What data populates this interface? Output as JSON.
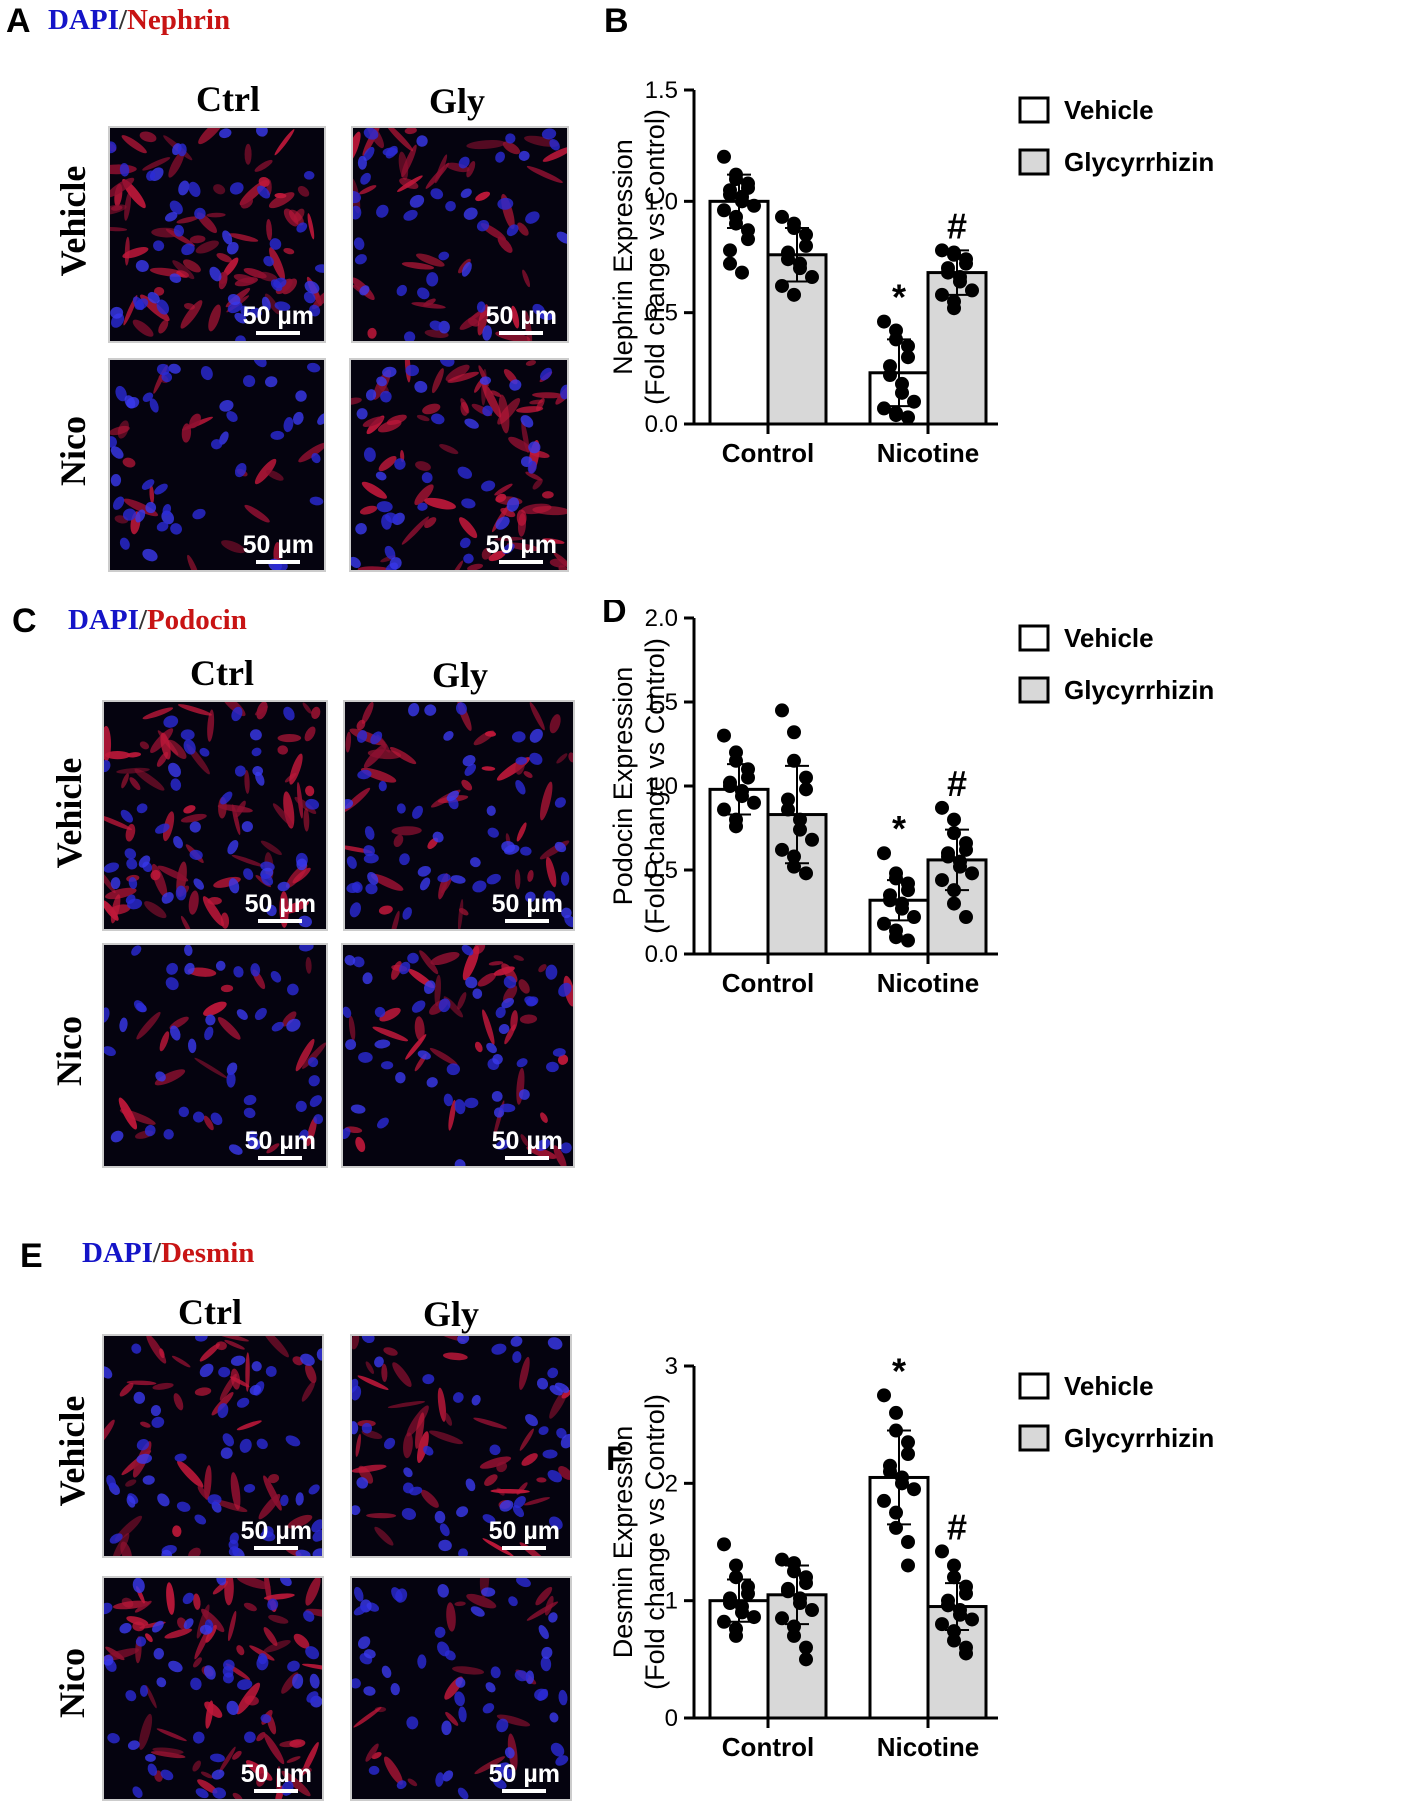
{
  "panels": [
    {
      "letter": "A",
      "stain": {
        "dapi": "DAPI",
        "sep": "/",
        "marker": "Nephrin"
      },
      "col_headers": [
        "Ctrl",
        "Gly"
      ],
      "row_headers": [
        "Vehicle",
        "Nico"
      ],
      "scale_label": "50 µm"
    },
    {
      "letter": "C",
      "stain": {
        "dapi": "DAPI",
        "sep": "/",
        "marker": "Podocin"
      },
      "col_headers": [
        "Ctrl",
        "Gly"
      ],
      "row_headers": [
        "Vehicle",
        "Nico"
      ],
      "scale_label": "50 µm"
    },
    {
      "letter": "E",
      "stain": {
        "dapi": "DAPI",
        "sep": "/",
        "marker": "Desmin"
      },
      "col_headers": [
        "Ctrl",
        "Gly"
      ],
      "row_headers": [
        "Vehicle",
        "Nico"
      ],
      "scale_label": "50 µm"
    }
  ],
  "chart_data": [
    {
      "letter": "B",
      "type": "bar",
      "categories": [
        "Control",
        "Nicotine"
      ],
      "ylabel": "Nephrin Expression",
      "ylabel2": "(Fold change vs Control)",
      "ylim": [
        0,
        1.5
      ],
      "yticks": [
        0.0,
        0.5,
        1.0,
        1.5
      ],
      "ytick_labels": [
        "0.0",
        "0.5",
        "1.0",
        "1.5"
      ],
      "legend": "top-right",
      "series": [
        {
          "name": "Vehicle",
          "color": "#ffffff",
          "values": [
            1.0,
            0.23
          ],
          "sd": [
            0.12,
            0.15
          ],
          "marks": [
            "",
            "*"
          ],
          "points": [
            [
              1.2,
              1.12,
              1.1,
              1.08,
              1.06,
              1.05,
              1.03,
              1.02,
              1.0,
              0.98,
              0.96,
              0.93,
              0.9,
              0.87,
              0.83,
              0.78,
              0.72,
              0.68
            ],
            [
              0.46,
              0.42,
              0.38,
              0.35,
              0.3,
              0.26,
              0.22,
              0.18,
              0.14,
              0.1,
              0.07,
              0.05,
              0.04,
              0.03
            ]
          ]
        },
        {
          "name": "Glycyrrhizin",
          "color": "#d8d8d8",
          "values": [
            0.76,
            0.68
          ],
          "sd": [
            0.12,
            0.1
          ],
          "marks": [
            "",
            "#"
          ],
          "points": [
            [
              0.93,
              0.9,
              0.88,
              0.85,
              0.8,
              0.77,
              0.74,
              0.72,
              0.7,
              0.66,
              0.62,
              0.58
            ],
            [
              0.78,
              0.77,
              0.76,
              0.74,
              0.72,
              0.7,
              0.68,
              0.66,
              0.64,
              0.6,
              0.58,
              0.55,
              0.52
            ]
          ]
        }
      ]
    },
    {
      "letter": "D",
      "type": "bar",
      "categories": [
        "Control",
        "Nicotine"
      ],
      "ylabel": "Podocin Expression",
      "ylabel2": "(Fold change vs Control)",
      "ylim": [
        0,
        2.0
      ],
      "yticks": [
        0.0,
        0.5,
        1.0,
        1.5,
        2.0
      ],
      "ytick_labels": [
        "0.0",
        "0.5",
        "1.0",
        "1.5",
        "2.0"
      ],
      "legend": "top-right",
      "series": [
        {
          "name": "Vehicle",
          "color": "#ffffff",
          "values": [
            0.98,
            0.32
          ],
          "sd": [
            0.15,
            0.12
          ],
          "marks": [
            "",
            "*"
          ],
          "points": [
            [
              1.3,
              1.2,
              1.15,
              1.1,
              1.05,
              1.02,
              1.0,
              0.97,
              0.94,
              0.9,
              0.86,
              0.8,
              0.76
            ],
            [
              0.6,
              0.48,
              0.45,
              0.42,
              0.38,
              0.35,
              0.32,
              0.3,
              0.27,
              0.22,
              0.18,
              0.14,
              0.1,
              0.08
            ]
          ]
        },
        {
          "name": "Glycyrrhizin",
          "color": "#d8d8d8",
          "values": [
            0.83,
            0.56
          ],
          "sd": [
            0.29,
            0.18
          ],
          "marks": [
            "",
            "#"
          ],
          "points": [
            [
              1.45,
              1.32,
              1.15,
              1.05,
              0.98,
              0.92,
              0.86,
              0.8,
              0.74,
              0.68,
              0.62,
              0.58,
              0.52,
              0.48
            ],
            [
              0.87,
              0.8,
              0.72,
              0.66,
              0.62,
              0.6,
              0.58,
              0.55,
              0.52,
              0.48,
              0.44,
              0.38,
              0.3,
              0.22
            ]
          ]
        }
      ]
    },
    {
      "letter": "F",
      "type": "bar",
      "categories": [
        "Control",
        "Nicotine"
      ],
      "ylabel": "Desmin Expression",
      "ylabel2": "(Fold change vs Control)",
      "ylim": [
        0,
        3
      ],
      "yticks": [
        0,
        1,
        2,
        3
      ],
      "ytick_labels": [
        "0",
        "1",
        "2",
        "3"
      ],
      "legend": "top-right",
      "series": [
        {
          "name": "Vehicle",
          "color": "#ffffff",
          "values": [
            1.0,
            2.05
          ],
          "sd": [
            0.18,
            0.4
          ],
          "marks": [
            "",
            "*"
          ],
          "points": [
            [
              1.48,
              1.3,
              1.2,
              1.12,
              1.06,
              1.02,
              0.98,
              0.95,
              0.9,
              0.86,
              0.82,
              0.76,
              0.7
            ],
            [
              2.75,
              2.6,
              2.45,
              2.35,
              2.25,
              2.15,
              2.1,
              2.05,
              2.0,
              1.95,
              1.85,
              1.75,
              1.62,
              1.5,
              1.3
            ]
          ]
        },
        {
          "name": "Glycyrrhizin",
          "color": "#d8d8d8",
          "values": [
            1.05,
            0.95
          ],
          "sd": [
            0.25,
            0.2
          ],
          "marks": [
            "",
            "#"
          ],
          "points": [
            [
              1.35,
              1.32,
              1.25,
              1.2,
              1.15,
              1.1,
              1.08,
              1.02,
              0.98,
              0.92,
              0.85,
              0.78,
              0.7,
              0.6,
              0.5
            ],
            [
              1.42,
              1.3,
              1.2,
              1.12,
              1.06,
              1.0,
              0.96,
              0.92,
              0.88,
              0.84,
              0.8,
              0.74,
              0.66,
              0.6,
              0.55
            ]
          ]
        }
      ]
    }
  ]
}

§ §

Do this: Give back all entries exactly. No pictures belong in the copy.

Solution:
What data populates this interface? Output as JSON.
{
  "panels": [
    {
      "letter": "A",
      "stain": {
        "dapi": "DAPI",
        "sep": "/",
        "marker": "Nephrin"
      },
      "col_headers": [
        "Ctrl",
        "Gly"
      ],
      "row_headers": [
        "Vehicle",
        "Nico"
      ],
      "scale_label": "50 µm"
    },
    {
      "letter": "C",
      "stain": {
        "dapi": "DAPI",
        "sep": "/",
        "marker": "Podocin"
      },
      "col_headers": [
        "Ctrl",
        "Gly"
      ],
      "row_headers": [
        "Vehicle",
        "Nico"
      ],
      "scale_label": "50 µm"
    },
    {
      "letter": "E",
      "stain": {
        "dapi": "DAPI",
        "sep": "/",
        "marker": "Desmin"
      },
      "col_headers": [
        "Ctrl",
        "Gly"
      ],
      "row_headers": [
        "Vehicle",
        "Nico"
      ],
      "scale_label": "50 µm"
    }
  ],
  "chart_data": [
    {
      "letter": "B",
      "type": "bar",
      "categories": [
        "Control",
        "Nicotine"
      ],
      "ylabel": "Nephrin Expression",
      "ylabel2": "(Fold change vs Control)",
      "ylim": [
        0,
        1.5
      ],
      "yticks": [
        0.0,
        0.5,
        1.0,
        1.5
      ],
      "ytick_labels": [
        "0.0",
        "0.5",
        "1.0",
        "1.5"
      ],
      "legend": "top-right",
      "series": [
        {
          "name": "Vehicle",
          "color": "#ffffff",
          "values": [
            1.0,
            0.23
          ],
          "sd": [
            0.12,
            0.15
          ],
          "marks": [
            "",
            "*"
          ],
          "points": [
            [
              1.2,
              1.12,
              1.1,
              1.08,
              1.06,
              1.05,
              1.03,
              1.02,
              1.0,
              0.98,
              0.96,
              0.93,
              0.9,
              0.87,
              0.83,
              0.78,
              0.72,
              0.68
            ],
            [
              0.46,
              0.42,
              0.38,
              0.35,
              0.3,
              0.26,
              0.22,
              0.18,
              0.14,
              0.1,
              0.07,
              0.05,
              0.04,
              0.03
            ]
          ]
        },
        {
          "name": "Glycyrrhizin",
          "color": "#d8d8d8",
          "values": [
            0.76,
            0.68
          ],
          "sd": [
            0.12,
            0.1
          ],
          "marks": [
            "",
            "#"
          ],
          "points": [
            [
              0.93,
              0.9,
              0.88,
              0.85,
              0.8,
              0.77,
              0.74,
              0.72,
              0.7,
              0.66,
              0.62,
              0.58
            ],
            [
              0.78,
              0.77,
              0.76,
              0.74,
              0.72,
              0.7,
              0.68,
              0.66,
              0.64,
              0.6,
              0.58,
              0.55,
              0.52
            ]
          ]
        }
      ]
    },
    {
      "letter": "D",
      "type": "bar",
      "categories": [
        "Control",
        "Nicotine"
      ],
      "ylabel": "Podocin Expression",
      "ylabel2": "(Fold change vs Control)",
      "ylim": [
        0,
        2.0
      ],
      "yticks": [
        0.0,
        0.5,
        1.0,
        1.5,
        2.0
      ],
      "ytick_labels": [
        "0.0",
        "0.5",
        "1.0",
        "1.5",
        "2.0"
      ],
      "legend": "top-right",
      "series": [
        {
          "name": "Vehicle",
          "color": "#ffffff",
          "values": [
            0.98,
            0.32
          ],
          "sd": [
            0.15,
            0.12
          ],
          "marks": [
            "",
            "*"
          ],
          "points": [
            [
              1.3,
              1.2,
              1.15,
              1.1,
              1.05,
              1.02,
              1.0,
              0.97,
              0.94,
              0.9,
              0.86,
              0.8,
              0.76
            ],
            [
              0.6,
              0.48,
              0.45,
              0.42,
              0.38,
              0.35,
              0.32,
              0.3,
              0.27,
              0.22,
              0.18,
              0.14,
              0.1,
              0.08
            ]
          ]
        },
        {
          "name": "Glycyrrhizin",
          "color": "#d8d8d8",
          "values": [
            0.83,
            0.56
          ],
          "sd": [
            0.29,
            0.18
          ],
          "marks": [
            "",
            "#"
          ],
          "points": [
            [
              1.45,
              1.32,
              1.15,
              1.05,
              0.98,
              0.92,
              0.86,
              0.8,
              0.74,
              0.68,
              0.62,
              0.58,
              0.52,
              0.48
            ],
            [
              0.87,
              0.8,
              0.72,
              0.66,
              0.62,
              0.6,
              0.58,
              0.55,
              0.52,
              0.48,
              0.44,
              0.38,
              0.3,
              0.22
            ]
          ]
        }
      ]
    },
    {
      "letter": "F",
      "type": "bar",
      "categories": [
        "Control",
        "Nicotine"
      ],
      "ylabel": "Desmin Expression",
      "ylabel2": "(Fold change vs Control)",
      "ylim": [
        0,
        3
      ],
      "yticks": [
        0,
        1,
        2,
        3
      ],
      "ytick_labels": [
        "0",
        "1",
        "2",
        "3"
      ],
      "legend": "top-right",
      "series": [
        {
          "name": "Vehicle",
          "color": "#ffffff",
          "values": [
            1.0,
            2.05
          ],
          "sd": [
            0.18,
            0.4
          ],
          "marks": [
            "",
            "*"
          ],
          "points": [
            [
              1.48,
              1.3,
              1.2,
              1.12,
              1.06,
              1.02,
              0.98,
              0.95,
              0.9,
              0.86,
              0.82,
              0.76,
              0.7
            ],
            [
              2.75,
              2.6,
              2.45,
              2.35,
              2.25,
              2.15,
              2.1,
              2.05,
              2.0,
              1.95,
              1.85,
              1.75,
              1.62,
              1.5,
              1.3
            ]
          ]
        },
        {
          "name": "Glycyrrhizin",
          "color": "#d8d8d8",
          "values": [
            1.05,
            0.95
          ],
          "sd": [
            0.25,
            0.2
          ],
          "marks": [
            "",
            "#"
          ],
          "points": [
            [
              1.35,
              1.32,
              1.25,
              1.2,
              1.15,
              1.1,
              1.08,
              1.02,
              0.98,
              0.92,
              0.85,
              0.78,
              0.7,
              0.6,
              0.5
            ],
            [
              1.42,
              1.3,
              1.2,
              1.12,
              1.06,
              1.0,
              0.96,
              0.92,
              0.88,
              0.84,
              0.8,
              0.74,
              0.66,
              0.6,
              0.55
            ]
          ]
        }
      ]
    }
  ]
}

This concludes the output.